**What you are asked to do:** Find every line with "лекарственных" in it, then report how many there are and nothing more.

**Task input:**
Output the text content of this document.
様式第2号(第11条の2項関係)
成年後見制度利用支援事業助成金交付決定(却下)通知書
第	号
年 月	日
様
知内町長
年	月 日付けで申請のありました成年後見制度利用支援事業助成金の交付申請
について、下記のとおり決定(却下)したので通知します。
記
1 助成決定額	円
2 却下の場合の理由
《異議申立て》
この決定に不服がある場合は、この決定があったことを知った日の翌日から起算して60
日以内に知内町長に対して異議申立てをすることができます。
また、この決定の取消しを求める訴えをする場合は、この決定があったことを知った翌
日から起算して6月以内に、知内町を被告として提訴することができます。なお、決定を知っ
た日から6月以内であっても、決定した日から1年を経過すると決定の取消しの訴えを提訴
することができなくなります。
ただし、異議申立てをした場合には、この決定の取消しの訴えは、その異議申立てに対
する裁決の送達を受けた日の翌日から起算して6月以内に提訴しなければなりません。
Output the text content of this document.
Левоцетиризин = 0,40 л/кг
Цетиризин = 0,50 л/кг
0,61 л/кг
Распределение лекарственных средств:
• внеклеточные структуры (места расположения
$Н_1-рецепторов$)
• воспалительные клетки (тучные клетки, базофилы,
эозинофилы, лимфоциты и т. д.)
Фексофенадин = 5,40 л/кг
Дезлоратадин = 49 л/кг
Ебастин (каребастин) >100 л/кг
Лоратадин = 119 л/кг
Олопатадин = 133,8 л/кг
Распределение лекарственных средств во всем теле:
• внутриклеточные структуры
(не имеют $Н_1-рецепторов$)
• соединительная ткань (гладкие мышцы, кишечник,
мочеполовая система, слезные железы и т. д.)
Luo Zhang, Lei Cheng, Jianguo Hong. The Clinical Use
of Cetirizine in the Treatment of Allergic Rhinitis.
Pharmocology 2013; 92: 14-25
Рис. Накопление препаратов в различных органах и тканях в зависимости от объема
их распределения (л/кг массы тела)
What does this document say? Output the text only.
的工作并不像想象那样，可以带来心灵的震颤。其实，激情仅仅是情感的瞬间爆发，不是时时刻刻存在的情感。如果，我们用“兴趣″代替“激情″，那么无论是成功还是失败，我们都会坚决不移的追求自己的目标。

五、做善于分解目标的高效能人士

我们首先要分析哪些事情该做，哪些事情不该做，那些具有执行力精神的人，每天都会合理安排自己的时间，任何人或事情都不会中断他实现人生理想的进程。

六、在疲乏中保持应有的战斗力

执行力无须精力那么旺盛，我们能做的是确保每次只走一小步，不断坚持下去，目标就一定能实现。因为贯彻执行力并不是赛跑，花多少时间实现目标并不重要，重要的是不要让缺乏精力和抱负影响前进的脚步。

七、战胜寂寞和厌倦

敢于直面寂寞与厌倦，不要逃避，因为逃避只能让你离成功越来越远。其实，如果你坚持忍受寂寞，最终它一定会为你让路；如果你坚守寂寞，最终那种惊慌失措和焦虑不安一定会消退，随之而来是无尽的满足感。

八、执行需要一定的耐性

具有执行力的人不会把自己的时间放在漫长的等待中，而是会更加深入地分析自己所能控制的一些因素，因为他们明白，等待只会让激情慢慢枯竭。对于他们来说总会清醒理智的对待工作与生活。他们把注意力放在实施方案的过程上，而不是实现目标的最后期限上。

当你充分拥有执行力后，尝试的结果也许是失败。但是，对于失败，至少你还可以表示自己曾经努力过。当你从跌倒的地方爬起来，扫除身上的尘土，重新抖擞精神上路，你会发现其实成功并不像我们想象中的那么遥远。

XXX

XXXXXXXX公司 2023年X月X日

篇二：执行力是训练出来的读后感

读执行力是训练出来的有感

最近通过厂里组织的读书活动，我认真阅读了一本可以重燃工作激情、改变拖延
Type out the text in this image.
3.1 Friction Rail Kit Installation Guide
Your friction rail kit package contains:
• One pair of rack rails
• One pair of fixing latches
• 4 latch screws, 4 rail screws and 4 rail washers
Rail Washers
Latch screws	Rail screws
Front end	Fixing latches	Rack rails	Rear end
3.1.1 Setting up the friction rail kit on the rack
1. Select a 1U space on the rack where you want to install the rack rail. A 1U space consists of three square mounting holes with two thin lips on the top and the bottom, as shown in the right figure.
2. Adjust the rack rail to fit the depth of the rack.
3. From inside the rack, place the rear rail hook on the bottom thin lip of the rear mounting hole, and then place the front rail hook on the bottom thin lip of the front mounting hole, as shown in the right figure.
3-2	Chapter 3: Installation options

**Correct result:** 2